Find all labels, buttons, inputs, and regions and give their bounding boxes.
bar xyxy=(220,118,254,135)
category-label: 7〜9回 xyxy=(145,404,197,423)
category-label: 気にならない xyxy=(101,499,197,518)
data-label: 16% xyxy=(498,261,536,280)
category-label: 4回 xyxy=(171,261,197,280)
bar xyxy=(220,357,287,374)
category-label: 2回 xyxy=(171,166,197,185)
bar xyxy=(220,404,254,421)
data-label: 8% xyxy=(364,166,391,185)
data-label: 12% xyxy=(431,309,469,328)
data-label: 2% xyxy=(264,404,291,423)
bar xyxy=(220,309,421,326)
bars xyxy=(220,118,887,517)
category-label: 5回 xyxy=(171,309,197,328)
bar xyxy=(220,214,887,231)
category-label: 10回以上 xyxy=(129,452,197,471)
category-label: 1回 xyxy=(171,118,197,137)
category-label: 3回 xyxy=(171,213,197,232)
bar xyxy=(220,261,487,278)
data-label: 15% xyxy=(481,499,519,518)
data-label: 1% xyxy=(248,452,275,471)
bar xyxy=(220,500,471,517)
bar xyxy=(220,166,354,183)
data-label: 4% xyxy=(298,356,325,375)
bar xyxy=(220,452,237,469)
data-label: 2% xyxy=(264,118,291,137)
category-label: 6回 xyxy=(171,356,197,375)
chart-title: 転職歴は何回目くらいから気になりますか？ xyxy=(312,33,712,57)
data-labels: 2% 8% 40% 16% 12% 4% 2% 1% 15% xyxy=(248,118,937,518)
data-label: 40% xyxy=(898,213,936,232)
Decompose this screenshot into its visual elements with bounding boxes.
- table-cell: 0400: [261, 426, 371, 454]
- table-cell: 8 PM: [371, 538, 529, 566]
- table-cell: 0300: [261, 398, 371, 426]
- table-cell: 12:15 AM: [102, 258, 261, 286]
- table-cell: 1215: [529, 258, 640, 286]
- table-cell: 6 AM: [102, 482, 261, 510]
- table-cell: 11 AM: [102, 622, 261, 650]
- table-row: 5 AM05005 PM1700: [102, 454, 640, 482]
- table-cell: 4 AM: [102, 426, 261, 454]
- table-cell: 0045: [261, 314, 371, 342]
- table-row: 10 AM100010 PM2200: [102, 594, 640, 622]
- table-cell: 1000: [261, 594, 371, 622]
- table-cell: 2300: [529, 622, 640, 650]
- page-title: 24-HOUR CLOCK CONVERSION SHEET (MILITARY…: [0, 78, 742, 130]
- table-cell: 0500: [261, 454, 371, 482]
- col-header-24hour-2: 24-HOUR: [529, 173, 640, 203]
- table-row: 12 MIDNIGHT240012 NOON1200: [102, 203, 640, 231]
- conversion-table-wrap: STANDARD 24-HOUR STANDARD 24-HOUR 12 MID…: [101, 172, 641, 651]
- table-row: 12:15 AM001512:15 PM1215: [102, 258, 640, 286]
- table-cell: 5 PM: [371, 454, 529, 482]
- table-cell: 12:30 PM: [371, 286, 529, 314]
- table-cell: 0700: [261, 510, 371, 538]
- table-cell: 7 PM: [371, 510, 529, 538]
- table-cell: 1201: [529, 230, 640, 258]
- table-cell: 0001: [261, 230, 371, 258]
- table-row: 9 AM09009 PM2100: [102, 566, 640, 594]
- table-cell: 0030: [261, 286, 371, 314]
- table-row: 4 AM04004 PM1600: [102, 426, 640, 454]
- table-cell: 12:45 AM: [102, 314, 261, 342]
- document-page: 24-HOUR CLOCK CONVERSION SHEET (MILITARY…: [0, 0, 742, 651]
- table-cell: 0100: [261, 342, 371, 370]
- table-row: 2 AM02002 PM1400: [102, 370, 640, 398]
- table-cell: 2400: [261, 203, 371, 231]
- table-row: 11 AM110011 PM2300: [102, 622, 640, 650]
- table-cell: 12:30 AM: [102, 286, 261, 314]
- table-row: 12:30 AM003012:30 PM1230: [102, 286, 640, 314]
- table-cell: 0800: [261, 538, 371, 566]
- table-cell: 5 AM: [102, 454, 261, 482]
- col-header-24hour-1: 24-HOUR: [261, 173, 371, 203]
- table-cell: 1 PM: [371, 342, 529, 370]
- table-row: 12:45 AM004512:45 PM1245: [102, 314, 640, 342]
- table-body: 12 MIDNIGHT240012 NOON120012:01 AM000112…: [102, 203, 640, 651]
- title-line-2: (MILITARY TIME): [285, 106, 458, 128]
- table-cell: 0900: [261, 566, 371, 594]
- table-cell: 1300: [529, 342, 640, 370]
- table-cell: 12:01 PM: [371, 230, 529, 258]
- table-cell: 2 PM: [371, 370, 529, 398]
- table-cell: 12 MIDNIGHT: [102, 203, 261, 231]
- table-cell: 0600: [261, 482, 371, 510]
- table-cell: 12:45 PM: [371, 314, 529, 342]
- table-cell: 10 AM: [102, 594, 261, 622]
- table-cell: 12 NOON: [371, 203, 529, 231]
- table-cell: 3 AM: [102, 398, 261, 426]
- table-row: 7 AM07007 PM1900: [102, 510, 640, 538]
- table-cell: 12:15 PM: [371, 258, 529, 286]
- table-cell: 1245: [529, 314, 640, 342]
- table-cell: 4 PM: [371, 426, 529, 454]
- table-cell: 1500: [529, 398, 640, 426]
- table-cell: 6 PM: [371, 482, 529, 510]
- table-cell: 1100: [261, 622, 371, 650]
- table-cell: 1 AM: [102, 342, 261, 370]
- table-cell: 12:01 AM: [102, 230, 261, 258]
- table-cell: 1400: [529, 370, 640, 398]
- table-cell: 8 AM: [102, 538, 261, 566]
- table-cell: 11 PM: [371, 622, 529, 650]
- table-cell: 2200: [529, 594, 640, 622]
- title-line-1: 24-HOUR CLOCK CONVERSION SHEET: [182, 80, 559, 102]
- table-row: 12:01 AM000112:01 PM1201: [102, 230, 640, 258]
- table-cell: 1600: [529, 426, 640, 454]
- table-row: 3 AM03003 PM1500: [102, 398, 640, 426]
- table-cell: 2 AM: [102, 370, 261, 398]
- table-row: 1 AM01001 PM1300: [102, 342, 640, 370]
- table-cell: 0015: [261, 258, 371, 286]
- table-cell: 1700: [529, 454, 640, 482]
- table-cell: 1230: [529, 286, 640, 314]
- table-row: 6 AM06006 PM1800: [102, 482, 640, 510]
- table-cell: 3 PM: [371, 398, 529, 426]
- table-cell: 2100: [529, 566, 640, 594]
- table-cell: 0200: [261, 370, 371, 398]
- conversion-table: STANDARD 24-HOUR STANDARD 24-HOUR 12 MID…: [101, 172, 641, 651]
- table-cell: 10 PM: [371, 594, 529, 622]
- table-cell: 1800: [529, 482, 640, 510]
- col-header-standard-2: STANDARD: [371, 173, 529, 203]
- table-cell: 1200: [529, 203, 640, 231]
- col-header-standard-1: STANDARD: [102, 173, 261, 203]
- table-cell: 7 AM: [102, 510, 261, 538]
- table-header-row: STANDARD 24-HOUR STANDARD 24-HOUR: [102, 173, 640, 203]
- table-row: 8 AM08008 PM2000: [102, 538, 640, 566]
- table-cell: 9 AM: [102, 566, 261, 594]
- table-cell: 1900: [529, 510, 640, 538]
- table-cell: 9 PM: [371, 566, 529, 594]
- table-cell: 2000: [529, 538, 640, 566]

● ● ●

Reproduce word for word the stretch of the records from their first line through the line containing "- table-row: 12 MIDNIGHT240012", including both of those lines.

Find all labels, buttons, inputs, and regions and give their bounding boxes.
bar xyxy=(220,118,254,135)
category-label: 7〜9回 xyxy=(145,404,197,423)
category-label: 気にならない xyxy=(101,499,197,518)
data-label: 16% xyxy=(498,261,536,280)
category-label: 4回 xyxy=(171,261,197,280)
bar xyxy=(220,357,287,374)
category-label: 2回 xyxy=(171,166,197,185)
bar xyxy=(220,404,254,421)
data-label: 8% xyxy=(364,166,391,185)
data-label: 12% xyxy=(431,309,469,328)
data-label: 2% xyxy=(264,404,291,423)
bar xyxy=(220,309,421,326)
bars xyxy=(220,118,887,517)
category-label: 5回 xyxy=(171,309,197,328)
bar xyxy=(220,214,887,231)
category-label: 10回以上 xyxy=(129,452,197,471)
category-label: 1回 xyxy=(171,118,197,137)
category-label: 3回 xyxy=(171,213,197,232)
bar xyxy=(220,261,487,278)
data-label: 15% xyxy=(481,499,519,518)
data-label: 1% xyxy=(248,452,275,471)
bar xyxy=(220,500,471,517)
bar xyxy=(220,166,354,183)
data-label: 4% xyxy=(298,356,325,375)
bar xyxy=(220,452,237,469)
data-label: 2% xyxy=(264,118,291,137)
category-label: 6回 xyxy=(171,356,197,375)
chart-title: 転職歴は何回目くらいから気になりますか？ xyxy=(312,33,712,57)
data-labels: 2% 8% 40% 16% 12% 4% 2% 1% 15% xyxy=(248,118,937,518)
data-label: 40% xyxy=(898,213,936,232)
Decompose this screenshot into its visual elements with bounding boxes.
- table-cell: 0400: [261, 426, 371, 454]
- table-cell: 8 PM: [371, 538, 529, 566]
- table-cell: 0300: [261, 398, 371, 426]
- table-cell: 12:15 AM: [102, 258, 261, 286]
- table-cell: 1215: [529, 258, 640, 286]
- table-cell: 6 AM: [102, 482, 261, 510]
- table-cell: 11 AM: [102, 622, 261, 650]
- table-row: 5 AM05005 PM1700: [102, 454, 640, 482]
- table-cell: 4 AM: [102, 426, 261, 454]
- table-cell: 0045: [261, 314, 371, 342]
- table-row: 10 AM100010 PM2200: [102, 594, 640, 622]
- table-cell: 1000: [261, 594, 371, 622]
- table-cell: 2300: [529, 622, 640, 650]
- page-title: 24-HOUR CLOCK CONVERSION SHEET (MILITARY…: [0, 78, 742, 130]
- table-cell: 0500: [261, 454, 371, 482]
- col-header-24hour-2: 24-HOUR: [529, 173, 640, 203]
- table-row: 12 MIDNIGHT240012 NOON1200: [102, 203, 640, 231]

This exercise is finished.